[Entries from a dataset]
— Begin —
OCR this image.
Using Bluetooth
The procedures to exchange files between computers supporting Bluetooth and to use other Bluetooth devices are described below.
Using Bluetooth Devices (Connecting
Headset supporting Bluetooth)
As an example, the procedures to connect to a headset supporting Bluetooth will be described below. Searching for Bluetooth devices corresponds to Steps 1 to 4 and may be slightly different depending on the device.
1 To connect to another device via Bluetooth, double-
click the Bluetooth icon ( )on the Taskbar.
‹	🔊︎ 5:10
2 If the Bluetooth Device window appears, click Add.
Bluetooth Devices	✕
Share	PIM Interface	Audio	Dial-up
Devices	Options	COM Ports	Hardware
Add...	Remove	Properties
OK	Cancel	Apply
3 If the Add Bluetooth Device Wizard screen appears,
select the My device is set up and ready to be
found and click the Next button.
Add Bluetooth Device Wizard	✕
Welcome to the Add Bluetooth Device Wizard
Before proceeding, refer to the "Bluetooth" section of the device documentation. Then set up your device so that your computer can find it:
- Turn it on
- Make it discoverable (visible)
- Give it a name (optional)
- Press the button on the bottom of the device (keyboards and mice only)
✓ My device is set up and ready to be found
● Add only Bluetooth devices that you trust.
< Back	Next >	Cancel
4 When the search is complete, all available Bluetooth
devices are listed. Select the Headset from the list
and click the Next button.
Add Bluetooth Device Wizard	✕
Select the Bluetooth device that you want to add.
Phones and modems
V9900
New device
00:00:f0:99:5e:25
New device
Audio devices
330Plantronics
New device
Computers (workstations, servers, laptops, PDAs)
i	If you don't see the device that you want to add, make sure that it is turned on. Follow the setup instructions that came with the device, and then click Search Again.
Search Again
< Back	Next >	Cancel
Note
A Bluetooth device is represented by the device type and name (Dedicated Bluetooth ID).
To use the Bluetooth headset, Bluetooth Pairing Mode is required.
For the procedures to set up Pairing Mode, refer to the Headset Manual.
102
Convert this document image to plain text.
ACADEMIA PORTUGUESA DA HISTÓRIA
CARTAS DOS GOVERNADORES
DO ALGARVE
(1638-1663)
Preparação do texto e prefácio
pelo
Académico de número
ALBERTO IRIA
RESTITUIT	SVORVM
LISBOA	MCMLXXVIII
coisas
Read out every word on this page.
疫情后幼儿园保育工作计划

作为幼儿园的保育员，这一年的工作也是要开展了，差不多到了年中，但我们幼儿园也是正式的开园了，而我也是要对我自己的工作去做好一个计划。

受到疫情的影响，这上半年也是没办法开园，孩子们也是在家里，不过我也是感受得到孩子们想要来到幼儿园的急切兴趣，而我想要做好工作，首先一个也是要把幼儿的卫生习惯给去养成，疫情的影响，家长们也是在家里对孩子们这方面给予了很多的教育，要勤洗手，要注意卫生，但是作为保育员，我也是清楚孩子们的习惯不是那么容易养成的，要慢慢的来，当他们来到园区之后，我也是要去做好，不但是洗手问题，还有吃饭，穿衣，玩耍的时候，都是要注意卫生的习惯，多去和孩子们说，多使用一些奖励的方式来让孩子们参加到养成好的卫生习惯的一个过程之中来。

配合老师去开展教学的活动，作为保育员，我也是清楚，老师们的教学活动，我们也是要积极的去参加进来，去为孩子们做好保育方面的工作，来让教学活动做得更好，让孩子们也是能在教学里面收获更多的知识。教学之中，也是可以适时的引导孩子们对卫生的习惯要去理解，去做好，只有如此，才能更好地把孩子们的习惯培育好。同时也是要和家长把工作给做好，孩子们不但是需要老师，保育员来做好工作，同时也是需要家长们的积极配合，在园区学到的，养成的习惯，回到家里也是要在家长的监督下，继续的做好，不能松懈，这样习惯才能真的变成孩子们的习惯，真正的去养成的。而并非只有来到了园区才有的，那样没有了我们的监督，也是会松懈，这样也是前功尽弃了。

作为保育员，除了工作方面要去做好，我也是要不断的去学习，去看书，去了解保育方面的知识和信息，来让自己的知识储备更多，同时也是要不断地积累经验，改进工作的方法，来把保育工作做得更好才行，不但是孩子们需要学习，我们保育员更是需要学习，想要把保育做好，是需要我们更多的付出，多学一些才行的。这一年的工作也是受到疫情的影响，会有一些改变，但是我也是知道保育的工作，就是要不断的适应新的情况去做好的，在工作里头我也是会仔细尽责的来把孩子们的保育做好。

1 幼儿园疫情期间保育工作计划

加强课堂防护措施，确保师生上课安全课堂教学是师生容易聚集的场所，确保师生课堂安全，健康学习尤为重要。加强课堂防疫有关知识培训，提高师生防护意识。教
— End —
| EXERCISE AIM |
Print out all the entries precisely as written.

| TASK ANSWER |
OCR this image.
Using Bluetooth
The procedures to exchange files between computers supporting Bluetooth and to use other Bluetooth devices are described below.
Using Bluetooth Devices (Connecting
Headset supporting Bluetooth)
As an example, the procedures to connect to a headset supporting Bluetooth will be described below. Searching for Bluetooth devices corresponds to Steps 1 to 4 and may be slightly different depending on the device.
1 To connect to another device via Bluetooth, double-
click the Bluetooth icon ( )on the Taskbar.
‹	🔊︎ 5:10
2 If the Bluetooth Device window appears, click Add.
Bluetooth Devices	✕
Share	PIM Interface	Audio	Dial-up
Devices	Options	COM Ports	Hardware
Add...	Remove	Properties
OK	Cancel	Apply
3 If the Add Bluetooth Device Wizard screen appears,
select the My device is set up and ready to be
found and click the Next button.
Add Bluetooth Device Wizard	✕
Welcome to the Add Bluetooth Device Wizard
Before proceeding, refer to the "Bluetooth" section of the device documentation. Then set up your device so that your computer can find it:
- Turn it on
- Make it discoverable (visible)
- Give it a name (optional)
- Press the button on the bottom of the device (keyboards and mice only)
✓ My device is set up and ready to be found
● Add only Bluetooth devices that you trust.
< Back	Next >	Cancel
4 When the search is complete, all available Bluetooth
devices are listed. Select the Headset from the list
and click the Next button.
Add Bluetooth Device Wizard	✕
Select the Bluetooth device that you want to add.
Phones and modems
V9900
New device
00:00:f0:99:5e:25
New device
Audio devices
330Plantronics
New device
Computers (workstations, servers, laptops, PDAs)
i	If you don't see the device that you want to add, make sure that it is turned on. Follow the setup instructions that came with the device, and then click Search Again.
Search Again
< Back	Next >	Cancel
Note
A Bluetooth device is represented by the device type and name (Dedicated Bluetooth ID).
To use the Bluetooth headset, Bluetooth Pairing Mode is required.
For the procedures to set up Pairing Mode, refer to the Headset Manual.
102
Convert this document image to plain text.
ACADEMIA PORTUGUESA DA HISTÓRIA
CARTAS DOS GOVERNADORES
DO ALGARVE
(1638-1663)
Preparação do texto e prefácio
pelo
Académico de número
ALBERTO IRIA
RESTITUIT	SVORVM
LISBOA	MCMLXXVIII
coisas
Read out every word on this page.
疫情后幼儿园保育工作计划

作为幼儿园的保育员，这一年的工作也是要开展了，差不多到了年中，但我们幼儿园也是正式的开园了，而我也是要对我自己的工作去做好一个计划。

受到疫情的影响，这上半年也是没办法开园，孩子们也是在家里，不过我也是感受得到孩子们想要来到幼儿园的急切兴趣，而我想要做好工作，首先一个也是要把幼儿的卫生习惯给去养成，疫情的影响，家长们也是在家里对孩子们这方面给予了很多的教育，要勤洗手，要注意卫生，但是作为保育员，我也是清楚孩子们的习惯不是那么容易养成的，要慢慢的来，当他们来到园区之后，我也是要去做好，不但是洗手问题，还有吃饭，穿衣，玩耍的时候，都是要注意卫生的习惯，多去和孩子们说，多使用一些奖励的方式来让孩子们参加到养成好的卫生习惯的一个过程之中来。

配合老师去开展教学的活动，作为保育员，我也是清楚，老师们的教学活动，我们也是要积极的去参加进来，去为孩子们做好保育方面的工作，来让教学活动做得更好，让孩子们也是能在教学里面收获更多的知识。教学之中，也是可以适时的引导孩子们对卫生的习惯要去理解，去做好，只有如此，才能更好地把孩子们的习惯培育好。同时也是要和家长把工作给做好，孩子们不但是需要老师，保育员来做好工作，同时也是需要家长们的积极配合，在园区学到的，养成的习惯，回到家里也是要在家长的监督下，继续的做好，不能松懈，这样习惯才能真的变成孩子们的习惯，真正的去养成的。而并非只有来到了园区才有的，那样没有了我们的监督，也是会松懈，这样也是前功尽弃了。

作为保育员，除了工作方面要去做好，我也是要不断的去学习，去看书，去了解保育方面的知识和信息，来让自己的知识储备更多，同时也是要不断地积累经验，改进工作的方法，来把保育工作做得更好才行，不但是孩子们需要学习，我们保育员更是需要学习，想要把保育做好，是需要我们更多的付出，多学一些才行的。这一年的工作也是受到疫情的影响，会有一些改变，但是我也是知道保育的工作，就是要不断的适应新的情况去做好的，在工作里头我也是会仔细尽责的来把孩子们的保育做好。

1 幼儿园疫情期间保育工作计划

加强课堂防护措施，确保师生上课安全课堂教学是师生容易聚集的场所，确保师生课堂安全，健康学习尤为重要。加强课堂防疫有关知识培训，提高师生防护意识。教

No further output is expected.